READING TEXT
======
The ROOT system provides a set of OO frameworks with all the functionality needed to handle and analyze large amounts of data in a very efficient way. Having the data defined as a set of objects, specialized storage methods are used to get direct access to the separate attributes of the selected objects, without having to touch the bulk of the data. Included are histograming methods in an arbitrary number of dimensions, curve fitting, function evaluation, minimization, graphics and visualization classes to allow the easy setup of an analysis system that can query and process the data interactively or in batch mode, as well as a general parallel processing framework, PROOF, that can considerably speed up an analysis.

 


Projects

  • CernVM Co-Pilot log analysis and visualisation Extending the Co-Pilot's monitoring component with featues which would allow log analysis and visualisation of data generated by Co-Pilot Agents, through a web interface.
  • Continuous cartography of public network services This project aims to develop an algorithm that maps IP addresses of CERN VM clients to mirror servers in such a way that network latency is reduced. The project also involves building a web application to allow administrators to dynamically add/remove mirror servers. Also, the application should allow for visualization of mirror locations across the globe on a Google/OpenStreet map.
  • Dodgy ad-hoc network services for CernVM-FS Application - From CernVM-FS Technical Report: "The CernVM File System is a client-server filesystem developed to deliver software stacks onto virtual machines in a fast, scalable and reliable way. (...) CernVM-FS uses outgoing HTTP connections only." ​​By design, it needs networks services like HTTP and DNS and it needs stability. Under the direction of Jakob Blomer, I want to create a testing environment to check how the CernVM-FS react to some specific errors in network services.
  • Geant 4 on GPUs Radiation transport simulations find use in a variety of applications, especially in the fields of particle physics and in medicine for calculation of doses in radiation therapy. I propose the implementation of a radiation transport algorithm with the Geant4 toolkit using Graphics Processing Units (GPU). GPUs are highly parallel SIMD chips which have been shown to give speedups of several orders of magnitude in many applications. The most accurate method, namely the Monte Carlo method for simulation can greatly benefit from the use of a GPU implementation in terms of speed or number of events simulated. I will write macros for certain parts of Geant4 to allow for the simulation of Gamma particles on a GPU. I will also compare this new parallel implementation with the existing one in terms of speedup, accuracy and try to address potential bottlenecks.
  • iOS Port of CernVM Co-Pilot Agent CERN’s CernVM Co-Pilot is a framework that allows computer users to participate in CERN’s volunteer computing cloud for calculating resource-intensive experiments. The downloading, computing, and uploading of experiments is done by the Co-Pilot Agent software, which users install on their home computers. I propose to port this Co-Pilot Agent to iOS, which would allow CERN to utilize the computing resources of thousands of mobile phones across the globe for the computation of experiments.
======
LISTED RECORDS
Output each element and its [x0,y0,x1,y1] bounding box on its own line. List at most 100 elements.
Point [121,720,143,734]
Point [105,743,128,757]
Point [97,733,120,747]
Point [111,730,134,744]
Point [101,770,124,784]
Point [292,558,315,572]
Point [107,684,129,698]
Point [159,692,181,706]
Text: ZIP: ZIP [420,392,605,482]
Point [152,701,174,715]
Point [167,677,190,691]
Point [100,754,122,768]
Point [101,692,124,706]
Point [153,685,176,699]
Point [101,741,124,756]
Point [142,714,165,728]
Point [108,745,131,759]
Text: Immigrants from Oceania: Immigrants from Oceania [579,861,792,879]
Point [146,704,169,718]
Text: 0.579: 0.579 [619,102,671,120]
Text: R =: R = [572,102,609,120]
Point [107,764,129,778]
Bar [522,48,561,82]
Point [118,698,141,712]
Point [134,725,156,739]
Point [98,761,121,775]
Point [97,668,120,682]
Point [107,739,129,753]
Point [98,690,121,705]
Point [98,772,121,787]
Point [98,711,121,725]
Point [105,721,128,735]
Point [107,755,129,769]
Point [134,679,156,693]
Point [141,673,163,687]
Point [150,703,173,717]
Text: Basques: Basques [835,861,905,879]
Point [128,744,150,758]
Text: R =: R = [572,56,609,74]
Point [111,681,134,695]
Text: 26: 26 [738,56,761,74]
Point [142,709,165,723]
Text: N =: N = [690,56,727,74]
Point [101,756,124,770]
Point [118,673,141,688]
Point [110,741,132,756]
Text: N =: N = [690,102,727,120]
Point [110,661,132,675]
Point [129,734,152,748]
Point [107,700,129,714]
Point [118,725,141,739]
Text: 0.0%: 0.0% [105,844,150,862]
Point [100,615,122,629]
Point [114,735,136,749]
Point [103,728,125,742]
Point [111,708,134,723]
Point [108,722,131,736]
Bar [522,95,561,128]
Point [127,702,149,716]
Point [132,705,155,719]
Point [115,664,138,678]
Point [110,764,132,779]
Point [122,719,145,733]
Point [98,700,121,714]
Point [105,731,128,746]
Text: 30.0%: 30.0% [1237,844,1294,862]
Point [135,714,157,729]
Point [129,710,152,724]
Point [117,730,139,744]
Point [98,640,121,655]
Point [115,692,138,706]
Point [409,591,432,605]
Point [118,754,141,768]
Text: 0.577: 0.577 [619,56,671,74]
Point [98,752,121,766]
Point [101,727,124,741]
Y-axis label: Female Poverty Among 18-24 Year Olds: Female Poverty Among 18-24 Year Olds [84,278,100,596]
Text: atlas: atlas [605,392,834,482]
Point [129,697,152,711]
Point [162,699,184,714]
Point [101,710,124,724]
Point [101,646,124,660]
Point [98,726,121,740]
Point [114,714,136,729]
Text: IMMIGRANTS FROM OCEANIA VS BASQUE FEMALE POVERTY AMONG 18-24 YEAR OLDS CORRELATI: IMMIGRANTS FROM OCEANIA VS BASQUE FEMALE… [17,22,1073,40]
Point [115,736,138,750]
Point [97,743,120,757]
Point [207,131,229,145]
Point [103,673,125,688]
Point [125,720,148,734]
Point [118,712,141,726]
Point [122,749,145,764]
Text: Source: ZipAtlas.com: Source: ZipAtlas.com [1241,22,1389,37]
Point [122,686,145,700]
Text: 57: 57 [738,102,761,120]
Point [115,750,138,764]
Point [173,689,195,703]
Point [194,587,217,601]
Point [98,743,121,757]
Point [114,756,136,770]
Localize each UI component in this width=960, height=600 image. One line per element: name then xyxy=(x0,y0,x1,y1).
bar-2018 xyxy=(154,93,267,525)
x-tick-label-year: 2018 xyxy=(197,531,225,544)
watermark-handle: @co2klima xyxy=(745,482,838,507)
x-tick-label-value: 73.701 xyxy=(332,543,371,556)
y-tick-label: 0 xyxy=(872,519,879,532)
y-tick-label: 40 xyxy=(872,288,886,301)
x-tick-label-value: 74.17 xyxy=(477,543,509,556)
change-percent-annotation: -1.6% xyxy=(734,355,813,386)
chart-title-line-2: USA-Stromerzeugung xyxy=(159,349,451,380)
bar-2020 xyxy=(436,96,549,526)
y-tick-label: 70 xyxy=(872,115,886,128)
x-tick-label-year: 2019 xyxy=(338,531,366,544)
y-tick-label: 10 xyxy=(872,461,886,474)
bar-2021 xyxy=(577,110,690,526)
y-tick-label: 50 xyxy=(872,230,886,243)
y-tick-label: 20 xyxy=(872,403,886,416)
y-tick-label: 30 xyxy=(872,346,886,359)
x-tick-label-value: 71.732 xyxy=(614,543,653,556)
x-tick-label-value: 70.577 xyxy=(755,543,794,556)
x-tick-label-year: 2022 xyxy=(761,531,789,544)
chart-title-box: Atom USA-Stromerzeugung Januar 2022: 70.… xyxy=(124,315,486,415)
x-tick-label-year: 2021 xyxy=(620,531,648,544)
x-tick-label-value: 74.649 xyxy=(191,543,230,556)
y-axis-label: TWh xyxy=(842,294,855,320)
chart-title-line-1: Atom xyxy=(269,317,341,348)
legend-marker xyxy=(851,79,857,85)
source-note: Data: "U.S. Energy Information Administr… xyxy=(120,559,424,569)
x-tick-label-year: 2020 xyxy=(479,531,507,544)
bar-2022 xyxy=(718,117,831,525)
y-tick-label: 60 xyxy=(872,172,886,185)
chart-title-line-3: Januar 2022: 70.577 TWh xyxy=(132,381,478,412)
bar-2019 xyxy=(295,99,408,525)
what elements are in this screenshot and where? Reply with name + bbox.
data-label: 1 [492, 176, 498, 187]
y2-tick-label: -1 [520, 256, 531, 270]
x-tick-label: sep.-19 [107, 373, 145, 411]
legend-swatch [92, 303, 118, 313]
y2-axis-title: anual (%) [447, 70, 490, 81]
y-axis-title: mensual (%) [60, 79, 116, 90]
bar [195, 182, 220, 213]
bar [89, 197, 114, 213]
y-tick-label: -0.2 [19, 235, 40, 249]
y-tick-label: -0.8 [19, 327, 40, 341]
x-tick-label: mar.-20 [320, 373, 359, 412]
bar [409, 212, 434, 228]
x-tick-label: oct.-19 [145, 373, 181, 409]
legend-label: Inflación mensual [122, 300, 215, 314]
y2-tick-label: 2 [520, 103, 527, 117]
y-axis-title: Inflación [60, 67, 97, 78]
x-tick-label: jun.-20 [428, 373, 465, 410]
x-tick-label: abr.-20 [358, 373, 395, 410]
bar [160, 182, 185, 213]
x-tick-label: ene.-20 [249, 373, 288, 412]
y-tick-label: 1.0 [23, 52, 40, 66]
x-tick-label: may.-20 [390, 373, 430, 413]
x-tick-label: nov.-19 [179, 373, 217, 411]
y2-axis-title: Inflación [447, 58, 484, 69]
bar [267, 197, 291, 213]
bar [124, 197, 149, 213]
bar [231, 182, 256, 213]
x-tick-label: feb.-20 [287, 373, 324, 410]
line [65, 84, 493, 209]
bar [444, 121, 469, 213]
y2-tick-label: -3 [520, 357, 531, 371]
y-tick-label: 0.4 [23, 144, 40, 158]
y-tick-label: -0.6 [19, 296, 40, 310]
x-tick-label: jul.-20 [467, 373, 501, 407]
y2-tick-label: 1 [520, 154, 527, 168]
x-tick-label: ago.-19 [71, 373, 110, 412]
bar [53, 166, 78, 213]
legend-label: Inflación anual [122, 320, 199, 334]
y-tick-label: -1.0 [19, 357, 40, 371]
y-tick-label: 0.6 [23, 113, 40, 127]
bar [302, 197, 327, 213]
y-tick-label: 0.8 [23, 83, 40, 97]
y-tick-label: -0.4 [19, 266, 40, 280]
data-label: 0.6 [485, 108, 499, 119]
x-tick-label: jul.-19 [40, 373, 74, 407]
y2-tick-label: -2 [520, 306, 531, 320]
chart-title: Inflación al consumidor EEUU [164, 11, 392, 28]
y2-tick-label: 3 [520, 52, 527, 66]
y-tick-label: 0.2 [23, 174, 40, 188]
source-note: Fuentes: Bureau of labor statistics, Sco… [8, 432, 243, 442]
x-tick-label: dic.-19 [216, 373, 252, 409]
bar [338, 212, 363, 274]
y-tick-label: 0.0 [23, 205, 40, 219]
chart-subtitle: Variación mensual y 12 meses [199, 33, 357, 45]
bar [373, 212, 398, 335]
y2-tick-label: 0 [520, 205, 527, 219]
======
ASSIGNED TASK A
According to the ROOT text, what is the name of the general parallel processing framework that ROOT includes?
ASSIGNED TASK B
For each statement, say whether it agrees with the ROOT text. Answer yes or no and quote the deciding words.
(i) CernVM-FS uses only outgoing HTTP connections.
(ii) The Geant4 project aims to simulate Gamma particles on a GPU.
(iii) Users install the Co-Pilot Agent software on their mobile phones.
ASSIGNED TASK C
Rewrite as a short list the paragraph of the ROOT text that begins "Continuous cartography of public network services," keeping its main facts.
The material has no role in these tasks.

WRITTEN SOLUTION A
PROOF

WRITTEN SOLUTION B
(i) Yes: "CernVM-FS uses outgoing HTTP connections only."
(ii) Yes: "to allow for the simulation of Gamma particles on a GPU"
(iii) No: "which users install on their home computers"

WRITTEN SOLUTION C
- An algorithm that maps IP addresses of CERN VM clients to mirror servers to reduce network latency
- A web application that lets administrators dynamically add or remove mirror servers
- A view of mirror locations across the globe on a Google/OpenStreet map